INPUT ROWS ->
START

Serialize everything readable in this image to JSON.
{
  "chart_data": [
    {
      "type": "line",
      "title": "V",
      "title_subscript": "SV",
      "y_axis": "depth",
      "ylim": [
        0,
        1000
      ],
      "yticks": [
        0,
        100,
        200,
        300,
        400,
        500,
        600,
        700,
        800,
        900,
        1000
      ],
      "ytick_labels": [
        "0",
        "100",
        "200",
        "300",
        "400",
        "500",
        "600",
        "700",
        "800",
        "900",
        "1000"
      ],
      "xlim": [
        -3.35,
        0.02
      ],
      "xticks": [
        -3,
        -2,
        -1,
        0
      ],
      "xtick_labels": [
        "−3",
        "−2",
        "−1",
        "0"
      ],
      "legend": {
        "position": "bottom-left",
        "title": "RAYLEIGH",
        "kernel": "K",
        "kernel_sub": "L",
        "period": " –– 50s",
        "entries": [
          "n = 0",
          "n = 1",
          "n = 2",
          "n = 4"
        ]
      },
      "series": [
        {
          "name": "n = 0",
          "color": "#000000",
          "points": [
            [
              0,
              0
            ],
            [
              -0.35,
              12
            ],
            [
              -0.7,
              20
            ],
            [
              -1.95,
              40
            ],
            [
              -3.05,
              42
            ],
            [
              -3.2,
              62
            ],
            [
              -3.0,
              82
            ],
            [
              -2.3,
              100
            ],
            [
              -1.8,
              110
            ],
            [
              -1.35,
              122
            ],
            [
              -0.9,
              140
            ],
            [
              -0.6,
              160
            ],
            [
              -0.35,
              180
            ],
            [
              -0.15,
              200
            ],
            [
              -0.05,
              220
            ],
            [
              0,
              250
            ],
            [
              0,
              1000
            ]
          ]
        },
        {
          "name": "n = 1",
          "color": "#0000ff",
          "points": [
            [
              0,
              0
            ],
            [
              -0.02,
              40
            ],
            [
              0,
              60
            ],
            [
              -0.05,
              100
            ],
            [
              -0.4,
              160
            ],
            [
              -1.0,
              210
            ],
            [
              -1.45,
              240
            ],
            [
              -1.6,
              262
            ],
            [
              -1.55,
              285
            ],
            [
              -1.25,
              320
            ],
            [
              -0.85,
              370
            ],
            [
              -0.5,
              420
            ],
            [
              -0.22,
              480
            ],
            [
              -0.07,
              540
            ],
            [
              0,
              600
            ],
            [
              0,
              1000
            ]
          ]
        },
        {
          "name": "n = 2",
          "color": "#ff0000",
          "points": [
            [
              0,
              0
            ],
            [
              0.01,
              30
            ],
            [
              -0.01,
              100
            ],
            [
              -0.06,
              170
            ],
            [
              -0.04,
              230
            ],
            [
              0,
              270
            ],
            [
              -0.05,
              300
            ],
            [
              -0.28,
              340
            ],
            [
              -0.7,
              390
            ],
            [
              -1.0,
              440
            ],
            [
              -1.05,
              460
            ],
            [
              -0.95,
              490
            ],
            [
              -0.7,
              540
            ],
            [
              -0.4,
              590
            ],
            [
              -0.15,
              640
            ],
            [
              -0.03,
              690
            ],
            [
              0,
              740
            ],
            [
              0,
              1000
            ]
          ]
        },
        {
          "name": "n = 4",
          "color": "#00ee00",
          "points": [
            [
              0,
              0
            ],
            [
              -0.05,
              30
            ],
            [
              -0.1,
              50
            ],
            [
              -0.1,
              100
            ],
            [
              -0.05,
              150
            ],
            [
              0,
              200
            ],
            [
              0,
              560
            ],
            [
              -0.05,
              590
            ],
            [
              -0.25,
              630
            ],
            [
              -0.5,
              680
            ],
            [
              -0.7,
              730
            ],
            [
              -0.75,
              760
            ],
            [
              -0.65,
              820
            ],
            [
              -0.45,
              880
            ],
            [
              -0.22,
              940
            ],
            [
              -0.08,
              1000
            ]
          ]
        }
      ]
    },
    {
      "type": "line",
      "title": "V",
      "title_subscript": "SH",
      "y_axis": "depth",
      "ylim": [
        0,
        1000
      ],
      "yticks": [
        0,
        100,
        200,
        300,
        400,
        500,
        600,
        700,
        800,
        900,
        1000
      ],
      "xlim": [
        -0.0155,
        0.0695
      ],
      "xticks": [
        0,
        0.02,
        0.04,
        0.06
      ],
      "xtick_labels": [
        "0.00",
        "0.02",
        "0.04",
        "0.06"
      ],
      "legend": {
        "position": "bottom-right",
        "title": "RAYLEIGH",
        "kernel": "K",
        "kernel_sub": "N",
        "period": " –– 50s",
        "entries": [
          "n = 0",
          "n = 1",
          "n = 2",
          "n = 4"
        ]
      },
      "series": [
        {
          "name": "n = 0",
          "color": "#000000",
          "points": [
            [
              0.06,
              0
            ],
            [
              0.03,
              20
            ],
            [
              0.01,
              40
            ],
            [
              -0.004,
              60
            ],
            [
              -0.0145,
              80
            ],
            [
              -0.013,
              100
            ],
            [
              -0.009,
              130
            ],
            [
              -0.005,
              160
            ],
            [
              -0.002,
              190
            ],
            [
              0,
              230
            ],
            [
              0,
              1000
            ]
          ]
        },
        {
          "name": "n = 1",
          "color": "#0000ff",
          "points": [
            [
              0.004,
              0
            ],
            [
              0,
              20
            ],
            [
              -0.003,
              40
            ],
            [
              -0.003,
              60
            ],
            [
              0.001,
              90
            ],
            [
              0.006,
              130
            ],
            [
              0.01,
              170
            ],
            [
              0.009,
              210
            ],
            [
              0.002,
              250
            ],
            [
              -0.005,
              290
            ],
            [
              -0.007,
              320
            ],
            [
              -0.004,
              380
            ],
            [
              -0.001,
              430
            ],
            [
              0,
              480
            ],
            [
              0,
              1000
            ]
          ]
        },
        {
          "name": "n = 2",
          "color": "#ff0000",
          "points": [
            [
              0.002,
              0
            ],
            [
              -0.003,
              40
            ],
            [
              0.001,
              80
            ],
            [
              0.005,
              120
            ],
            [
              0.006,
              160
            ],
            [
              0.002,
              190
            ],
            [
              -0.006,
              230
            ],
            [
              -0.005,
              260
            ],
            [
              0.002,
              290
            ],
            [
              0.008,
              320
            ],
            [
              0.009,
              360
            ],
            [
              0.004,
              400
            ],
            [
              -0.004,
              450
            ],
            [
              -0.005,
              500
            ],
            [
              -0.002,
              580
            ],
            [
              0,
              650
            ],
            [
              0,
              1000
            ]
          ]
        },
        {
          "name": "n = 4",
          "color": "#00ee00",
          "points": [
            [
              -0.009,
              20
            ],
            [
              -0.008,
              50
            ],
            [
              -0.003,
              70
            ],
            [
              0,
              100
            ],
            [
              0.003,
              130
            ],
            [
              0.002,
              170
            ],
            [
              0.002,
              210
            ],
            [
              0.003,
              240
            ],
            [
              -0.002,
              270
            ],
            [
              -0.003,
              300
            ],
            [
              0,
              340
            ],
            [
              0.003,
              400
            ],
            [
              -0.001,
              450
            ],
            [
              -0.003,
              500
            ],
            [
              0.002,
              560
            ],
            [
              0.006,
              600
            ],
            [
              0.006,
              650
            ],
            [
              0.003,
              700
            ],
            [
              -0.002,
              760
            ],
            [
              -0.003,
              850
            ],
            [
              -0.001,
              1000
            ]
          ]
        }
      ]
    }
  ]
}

END

DIRECTIONS -> Reproduce the entries above in full by retyping them exactly.

ANSWER FOR THE TASK ->
Serialize everything readable in this image to JSON.
{
  "chart_data": [
    {
      "type": "line",
      "title": "V",
      "title_subscript": "SV",
      "y_axis": "depth",
      "ylim": [
        0,
        1000
      ],
      "yticks": [
        0,
        100,
        200,
        300,
        400,
        500,
        600,
        700,
        800,
        900,
        1000
      ],
      "ytick_labels": [
        "0",
        "100",
        "200",
        "300",
        "400",
        "500",
        "600",
        "700",
        "800",
        "900",
        "1000"
      ],
      "xlim": [
        -3.35,
        0.02
      ],
      "xticks": [
        -3,
        -2,
        -1,
        0
      ],
      "xtick_labels": [
        "−3",
        "−2",
        "−1",
        "0"
      ],
      "legend": {
        "position": "bottom-left",
        "title": "RAYLEIGH",
        "kernel": "K",
        "kernel_sub": "L",
        "period": " –– 50s",
        "entries": [
          "n = 0",
          "n = 1",
          "n = 2",
          "n = 4"
        ]
      },
      "series": [
        {
          "name": "n = 0",
          "color": "#000000",
          "points": [
            [
              0,
              0
            ],
            [
              -0.35,
              12
            ],
            [
              -0.7,
              20
            ],
            [
              -1.95,
              40
            ],
            [
              -3.05,
              42
            ],
            [
              -3.2,
              62
            ],
            [
              -3.0,
              82
            ],
            [
              -2.3,
              100
            ],
            [
              -1.8,
              110
            ],
            [
              -1.35,
              122
            ],
            [
              -0.9,
              140
            ],
            [
              -0.6,
              160
            ],
            [
              -0.35,
              180
            ],
            [
              -0.15,
              200
            ],
            [
              -0.05,
              220
            ],
            [
              0,
              250
            ],
            [
              0,
              1000
            ]
          ]
        },
        {
          "name": "n = 1",
          "color": "#0000ff",
          "points": [
            [
              0,
              0
            ],
            [
              -0.02,
              40
            ],
            [
              0,
              60
            ],
            [
              -0.05,
              100
            ],
            [
              -0.4,
              160
            ],
            [
              -1.0,
              210
            ],
            [
              -1.45,
              240
            ],
            [
              -1.6,
              262
            ],
            [
              -1.55,
              285
            ],
            [
              -1.25,
              320
            ],
            [
              -0.85,
              370
            ],
            [
              -0.5,
              420
            ],
            [
              -0.22,
              480
            ],
            [
              -0.07,
              540
            ],
            [
              0,
              600
            ],
            [
              0,
              1000
            ]
          ]
        },
        {
          "name": "n = 2",
          "color": "#ff0000",
          "points": [
            [
              0,
              0
            ],
            [
              0.01,
              30
            ],
            [
              -0.01,
              100
            ],
            [
              -0.06,
              170
            ],
            [
              -0.04,
              230
            ],
            [
              0,
              270
            ],
            [
              -0.05,
              300
            ],
            [
              -0.28,
              340
            ],
            [
              -0.7,
              390
            ],
            [
              -1.0,
              440
            ],
            [
              -1.05,
              460
            ],
            [
              -0.95,
              490
            ],
            [
              -0.7,
              540
            ],
            [
              -0.4,
              590
            ],
            [
              -0.15,
              640
            ],
            [
              -0.03,
              690
            ],
            [
              0,
              740
            ],
            [
              0,
              1000
            ]
          ]
        },
        {
          "name": "n = 4",
          "color": "#00ee00",
          "points": [
            [
              0,
              0
            ],
            [
              -0.05,
              30
            ],
            [
              -0.1,
              50
            ],
            [
              -0.1,
              100
            ],
            [
              -0.05,
              150
            ],
            [
              0,
              200
            ],
            [
              0,
              560
            ],
            [
              -0.05,
              590
            ],
            [
              -0.25,
              630
            ],
            [
              -0.5,
              680
            ],
            [
              -0.7,
              730
            ],
            [
              -0.75,
              760
            ],
            [
              -0.65,
              820
            ],
            [
              -0.45,
              880
            ],
            [
              -0.22,
              940
            ],
            [
              -0.08,
              1000
            ]
          ]
        }
      ]
    },
    {
      "type": "line",
      "title": "V",
      "title_subscript": "SH",
      "y_axis": "depth",
      "ylim": [
        0,
        1000
      ],
      "yticks": [
        0,
        100,
        200,
        300,
        400,
        500,
        600,
        700,
        800,
        900,
        1000
      ],
      "xlim": [
        -0.0155,
        0.0695
      ],
      "xticks": [
        0,
        0.02,
        0.04,
        0.06
      ],
      "xtick_labels": [
        "0.00",
        "0.02",
        "0.04",
        "0.06"
      ],
      "legend": {
        "position": "bottom-right",
        "title": "RAYLEIGH",
        "kernel": "K",
        "kernel_sub": "N",
        "period": " –– 50s",
        "entries": [
          "n = 0",
          "n = 1",
          "n = 2",
          "n = 4"
        ]
      },
      "series": [
        {
          "name": "n = 0",
          "color": "#000000",
          "points": [
            [
              0.06,
              0
            ],
            [
              0.03,
              20
            ],
            [
              0.01,
              40
            ],
            [
              -0.004,
              60
            ],
            [
              -0.0145,
              80
            ],
            [
              -0.013,
              100
            ],
            [
              -0.009,
              130
            ],
            [
              -0.005,
              160
            ],
            [
              -0.002,
              190
            ],
            [
              0,
              230
            ],
            [
              0,
              1000
            ]
          ]
        },
        {
          "name": "n = 1",
          "color": "#0000ff",
          "points": [
            [
              0.004,
              0
            ],
            [
              0,
              20
            ],
            [
              -0.003,
              40
            ],
            [
              -0.003,
              60
            ],
            [
              0.001,
              90
            ],
            [
              0.006,
              130
            ],
            [
              0.01,
              170
            ],
            [
              0.009,
              210
            ],
            [
              0.002,
              250
            ],
            [
              -0.005,
              290
            ],
            [
              -0.007,
              320
            ],
            [
              -0.004,
              380
            ],
            [
              -0.001,
              430
            ],
            [
              0,
              480
            ],
            [
              0,
              1000
            ]
          ]
        },
        {
          "name": "n = 2",
          "color": "#ff0000",
          "points": [
            [
              0.002,
              0
            ],
            [
              -0.003,
              40
            ],
            [
              0.001,
              80
            ],
            [
              0.005,
              120
            ],
            [
              0.006,
              160
            ],
            [
              0.002,
              190
            ],
            [
              -0.006,
              230
            ],
            [
              -0.005,
              260
            ],
            [
              0.002,
              290
            ],
            [
              0.008,
              320
            ],
            [
              0.009,
              360
            ],
            [
              0.004,
              400
            ],
            [
              -0.004,
              450
            ],
            [
              -0.005,
              500
            ],
            [
              -0.002,
              580
            ],
            [
              0,
              650
            ],
            [
              0,
              1000
            ]
          ]
        },
        {
          "name": "n = 4",
          "color": "#00ee00",
          "points": [
            [
              -0.009,
              20
            ],
            [
              -0.008,
              50
            ],
            [
              -0.003,
              70
            ],
            [
              0,
              100
            ],
            [
              0.003,
              130
            ],
            [
              0.002,
              170
            ],
            [
              0.002,
              210
            ],
            [
              0.003,
              240
            ],
            [
              -0.002,
              270
            ],
            [
              -0.003,
              300
            ],
            [
              0,
              340
            ],
            [
              0.003,
              400
            ],
            [
              -0.001,
              450
            ],
            [
              -0.003,
              500
            ],
            [
              0.002,
              560
            ],
            [
              0.006,
              600
            ],
            [
              0.006,
              650
            ],
            [
              0.003,
              700
            ],
            [
              -0.002,
              760
            ],
            [
              -0.003,
              850
            ],
            [
              -0.001,
              1000
            ]
          ]
        }
      ]
    }
  ]
}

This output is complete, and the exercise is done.